Dataset entries:
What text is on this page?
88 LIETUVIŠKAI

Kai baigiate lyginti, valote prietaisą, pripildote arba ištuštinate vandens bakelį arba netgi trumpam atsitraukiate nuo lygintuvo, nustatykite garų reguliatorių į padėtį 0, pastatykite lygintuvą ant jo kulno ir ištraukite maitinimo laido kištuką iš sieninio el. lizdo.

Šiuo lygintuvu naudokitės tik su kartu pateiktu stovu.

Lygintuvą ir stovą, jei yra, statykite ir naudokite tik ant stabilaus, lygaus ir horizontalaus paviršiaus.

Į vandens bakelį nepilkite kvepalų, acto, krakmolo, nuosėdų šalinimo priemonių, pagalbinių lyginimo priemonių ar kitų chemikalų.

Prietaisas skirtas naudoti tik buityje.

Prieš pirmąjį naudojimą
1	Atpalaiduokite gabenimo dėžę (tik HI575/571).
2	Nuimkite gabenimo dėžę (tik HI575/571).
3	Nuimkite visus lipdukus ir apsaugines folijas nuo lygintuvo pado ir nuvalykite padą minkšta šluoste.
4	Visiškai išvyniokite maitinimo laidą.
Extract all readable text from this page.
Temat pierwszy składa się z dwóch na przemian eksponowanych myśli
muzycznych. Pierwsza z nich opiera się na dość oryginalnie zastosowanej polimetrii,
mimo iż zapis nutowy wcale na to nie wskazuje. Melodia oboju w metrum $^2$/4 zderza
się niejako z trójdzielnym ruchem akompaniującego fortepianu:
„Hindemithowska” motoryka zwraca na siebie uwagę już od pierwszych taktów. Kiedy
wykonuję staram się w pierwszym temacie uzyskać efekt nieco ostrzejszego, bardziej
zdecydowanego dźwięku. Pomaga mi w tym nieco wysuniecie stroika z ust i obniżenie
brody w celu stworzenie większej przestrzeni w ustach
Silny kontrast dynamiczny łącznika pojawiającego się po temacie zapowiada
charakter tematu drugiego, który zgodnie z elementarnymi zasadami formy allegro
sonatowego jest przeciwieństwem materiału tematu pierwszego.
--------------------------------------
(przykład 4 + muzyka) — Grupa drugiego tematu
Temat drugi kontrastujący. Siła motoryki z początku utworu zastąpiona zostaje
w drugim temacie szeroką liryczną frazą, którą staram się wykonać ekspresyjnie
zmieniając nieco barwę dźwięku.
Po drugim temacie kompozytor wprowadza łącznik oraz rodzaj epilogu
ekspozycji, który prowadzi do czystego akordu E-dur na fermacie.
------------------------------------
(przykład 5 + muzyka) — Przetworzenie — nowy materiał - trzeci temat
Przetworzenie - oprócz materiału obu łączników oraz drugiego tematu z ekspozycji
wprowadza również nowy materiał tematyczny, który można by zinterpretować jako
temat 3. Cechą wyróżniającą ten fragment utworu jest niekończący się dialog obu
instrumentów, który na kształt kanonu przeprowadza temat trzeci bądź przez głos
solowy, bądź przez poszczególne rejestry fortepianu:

-- Instructions for the task --
Go through the records above and copy every line with the word "dźwięku".

-- Answer to the problem --
zdecydowanego dźwięku. Pomaga mi w tym nieco wysuniecie stroika z ust i obniżenie
zmieniając nieco barwę dźwięku.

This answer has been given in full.